--- Start ---
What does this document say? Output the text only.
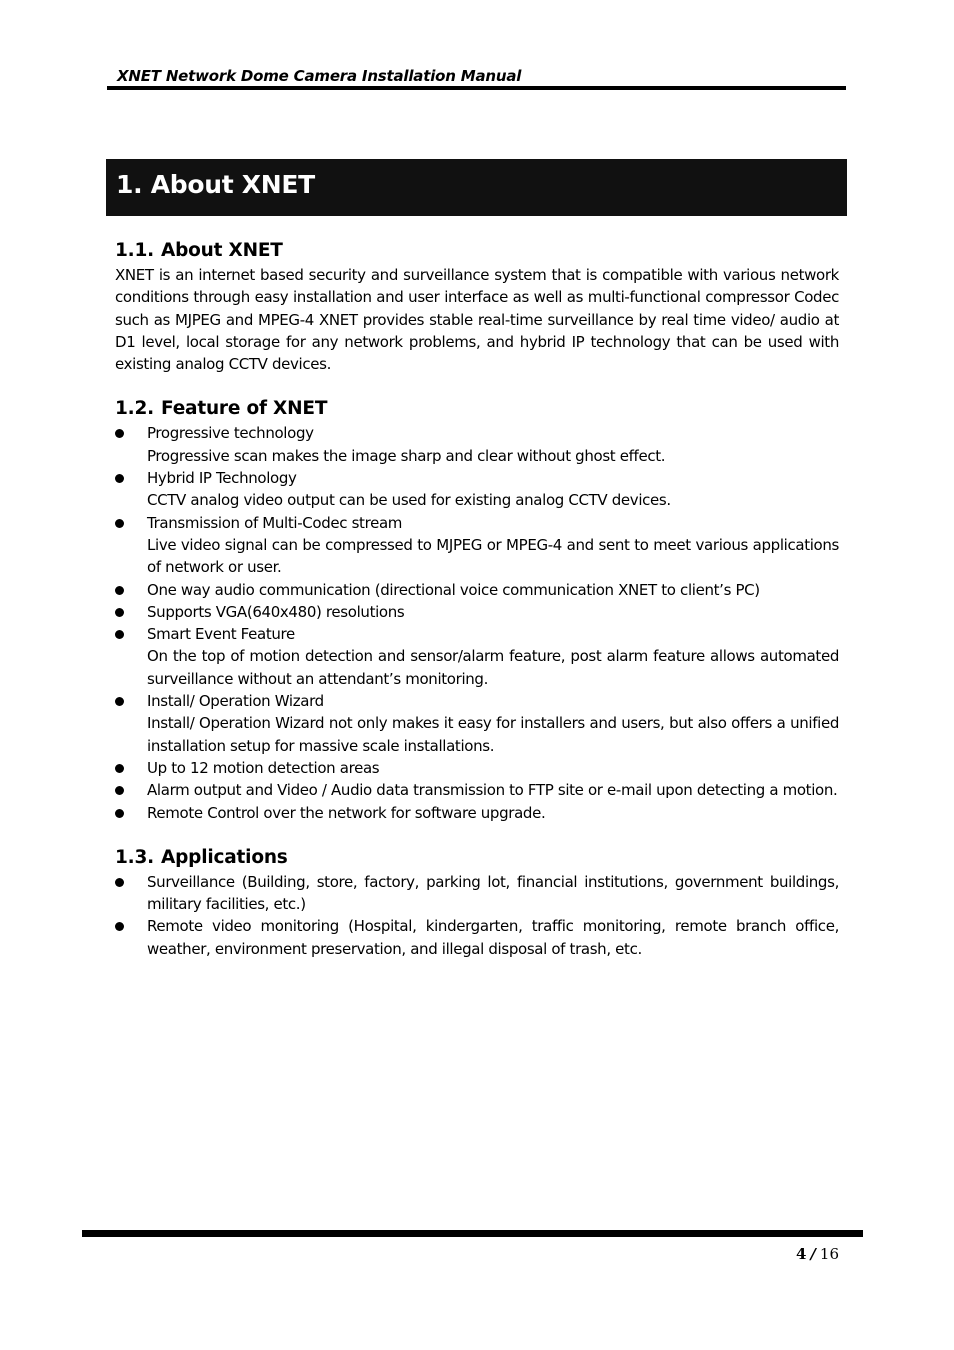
XNET Network Dome Camera Installation Manual
1. About XNET
1.1. About XNET

XNET is an internet based security and surveillance system that is compatible with various network conditions through easy installation and user interface as well as multi-functional compressor Codec such as MJPEG and MPEG-4 XNET provides stable real-time surveillance by real time video/ audio at D1 level, local storage for any network problems, and hybrid IP technology that can be used with existing analog CCTV devices.

1.2. Feature of XNET
Progressive technology
Progressive scan makes the image sharp and clear without ghost effect.
Hybrid IP Technology
CCTV analog video output can be used for existing analog CCTV devices.
Transmission of Multi-Codec stream
Live video signal can be compressed to MJPEG or MPEG-4 and sent to meet various applications of network or user.
One way audio communication (directional voice communication XNET to client’s PC)
Supports VGA(640x480) resolutions
Smart Event Feature
On the top of motion detection and sensor/alarm feature, post alarm feature allows automated surveillance without an attendant’s monitoring.
Install/ Operation Wizard
Install/ Operation Wizard not only makes it easy for installers and users, but also offers a unified installation setup for massive scale installations.
Up to 12 motion detection areas
Alarm output and Video / Audio data transmission to FTP site or e-mail upon detecting a motion.
Remote Control over the network for software upgrade.
1.3. Applications
Surveillance (Building, store, factory, parking lot, financial institutions, government buildings, military facilities, etc.)
Remote video monitoring (Hospital, kindergarten, traffic monitoring, remote branch office, weather, environment preservation, and illegal disposal of trash, etc.
4 / 16
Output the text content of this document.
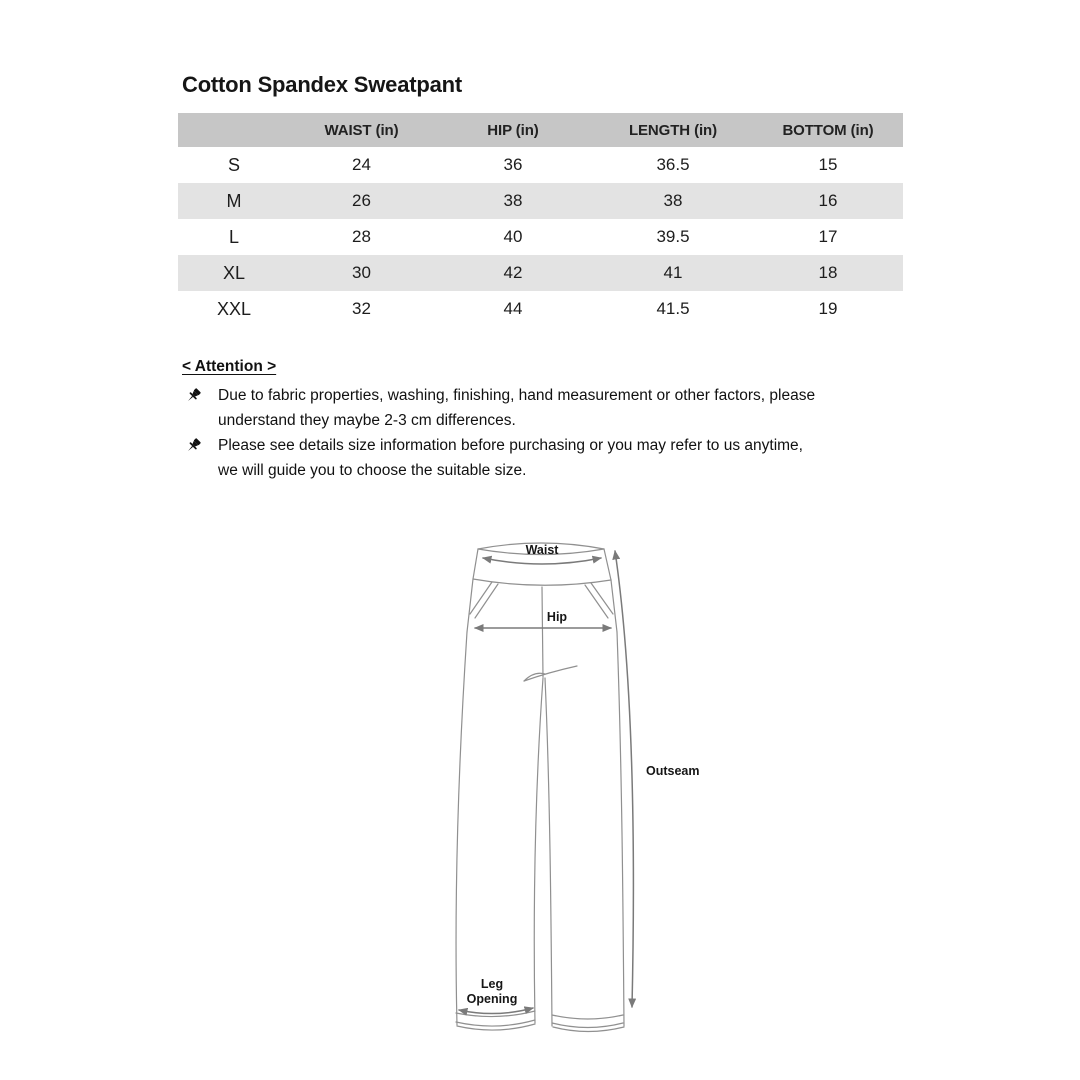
Cotton Spandex Sweatpant
	WAIST (in)	HIP (in)	LENGTH (in)	BOTTOM (in)
S	24	36	36.5	15
M	26	38	38	16
L	28	40	39.5	17
XL	30	42	41	18
XXL	32	44	41.5	19
< Attention >
Due to fabric properties, washing, finishing, hand measurement or other factors, please understand they maybe 2-3 cm differences.
Please see details size information before purchasing or you may refer to us anytime, we will guide you to choose the suitable size.
Waist
Hip
Outseam
Leg
Opening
--- End ---
### The request
Quote every record above exactly, omitting any pictures they contain.

### Solution for this task
What does this document say? Output the text only.
XNET Network Dome Camera Installation Manual
1. About XNET
1.1. About XNET

XNET is an internet based security and surveillance system that is compatible with various network conditions through easy installation and user interface as well as multi-functional compressor Codec such as MJPEG and MPEG-4 XNET provides stable real-time surveillance by real time video/ audio at D1 level, local storage for any network problems, and hybrid IP technology that can be used with existing analog CCTV devices.

1.2. Feature of XNET
Progressive technology
Progressive scan makes the image sharp and clear without ghost effect.
Hybrid IP Technology
CCTV analog video output can be used for existing analog CCTV devices.
Transmission of Multi-Codec stream
Live video signal can be compressed to MJPEG or MPEG-4 and sent to meet various applications of network or user.
One way audio communication (directional voice communication XNET to client’s PC)
Supports VGA(640x480) resolutions
Smart Event Feature
On the top of motion detection and sensor/alarm feature, post alarm feature allows automated surveillance without an attendant’s monitoring.
Install/ Operation Wizard
Install/ Operation Wizard not only makes it easy for installers and users, but also offers a unified installation setup for massive scale installations.
Up to 12 motion detection areas
Alarm output and Video / Audio data transmission to FTP site or e-mail upon detecting a motion.
Remote Control over the network for software upgrade.
1.3. Applications
Surveillance (Building, store, factory, parking lot, financial institutions, government buildings, military facilities, etc.)
Remote video monitoring (Hospital, kindergarten, traffic monitoring, remote branch office, weather, environment preservation, and illegal disposal of trash, etc.
4 / 16
Output the text content of this document.
Cotton Spandex Sweatpant
	WAIST (in)	HIP (in)	LENGTH (in)	BOTTOM (in)
S	24	36	36.5	15
M	26	38	38	16
L	28	40	39.5	17
XL	30	42	41	18
XXL	32	44	41.5	19
< Attention >
Due to fabric properties, washing, finishing, hand measurement or other factors, please understand they maybe 2-3 cm differences.
Please see details size information before purchasing or you may refer to us anytime, we will guide you to choose the suitable size.
Waist
Hip
Outseam
Leg
Opening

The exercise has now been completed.